Document excerpt:
------------------------------------------------------------------------

A world-renowned novelist is selling off a precious momento of her career to raise funds for a Devon literacy charity
Dame Hilary Mantel is to auction the desk at which she wrote her twice Booker Prize-winning trilogy and other novels to raise money for Budleigh Salterton Literary Festival.
The pine desk – specially made for the world-renowned writer in a workshop in Norfolk - has produced all her novels since A Change of Climate in 1994, including Wolf Hall, Bring Up the Bodies and The Mirror and the Light. In Dame Hilary’s own words: “It has served me well and has a great record of turning out prize winners.”
The desk will go on sale on June 22, 2022, via Bonhams Fine Books and Manuscripts sale in London, with a price estimate of £1,000-1,500.
Bonhams head of books and manuscripts Matthew Haley said: “It’s a tremendous honour to be entrusted with the sale of this very special desk. Hilary Mantel is one of the true greats of modern English literature with a marvellous ability to appeal to a very wide range of readers”
Dame Hilary has decided to part with the pedestal desk - which comes in three parts for easier transportation - because she and her husband Gerald McEwen are moving to Ireland and she no longer needs a desk this size in her new property. As president of the Budleigh Salterton Literary Festival, where the couple currently live, she has decided to offer it up for auction to support the festival’s work in schools in the region.
The highest bidder will also find some extras in the desk drawers, as mementoes of her illustrious writing career while seated at it crafting her best-selling novels.
The prestigious Budleigh Salterton Literary Festival, which runs for five days in September, is a charity and takes authors free of charge into schools to engage children in reading for pleasure and all the benefits that brings in terms of well-being, literacy and life chances. This year the festival is also providing as many children as it can in the region with a free book, responding to the National Literacy Trust’s findings that one in 11 children has not a single book at home.
The festival’s artistic director Annie Ashworth said: “Covid restrictions and the loss of school days will only have made engagement in reading more challenging. The proceeds from this auction will enable us to make a huge difference to children’s lives and their futures.”

------------------------------------------------------------------------

Page layout parsing data:
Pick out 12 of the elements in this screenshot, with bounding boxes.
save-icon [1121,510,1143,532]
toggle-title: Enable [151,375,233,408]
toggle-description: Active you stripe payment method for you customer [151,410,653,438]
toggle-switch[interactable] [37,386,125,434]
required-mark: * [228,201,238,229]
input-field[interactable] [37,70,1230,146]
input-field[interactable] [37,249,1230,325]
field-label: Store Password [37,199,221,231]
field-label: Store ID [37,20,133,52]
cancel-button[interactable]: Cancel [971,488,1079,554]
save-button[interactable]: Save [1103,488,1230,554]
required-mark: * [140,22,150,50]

------------------------------------------------------------------------

Assignment 1: From the article on Hilary Mantel's desk auction, set down the passage starting at "Dame Hilary has" and ending at "in the region.".
Assignment 2: Condense the paragraph in the desk auction article that begins "The prestigious Budleigh Salterton Literary Festival" into a shorter version that keeps its main facts.

Answer area 1:
Dame Hilary has decided to part with the pedestal desk - which comes in three parts for easier transportation - because she and her husband Gerald McEwen are moving to Ireland and she no longer needs a desk this size in her new property. As president of the Budleigh Salterton Literary Festival, where the couple currently live, she has decided to offer it up for auction to support the festival’s work in schools in the region.

Answer area 2: The Budleigh Salterton Literary Festival is a charity that runs for five days in September. It brings authors into schools free of charge to get children reading for pleasure, which benefits their well-being, literacy and life chances. This year it is also giving as many children in the region as it can a free book, in response to the National Literacy Trust's finding that one in 11 children has no book at home.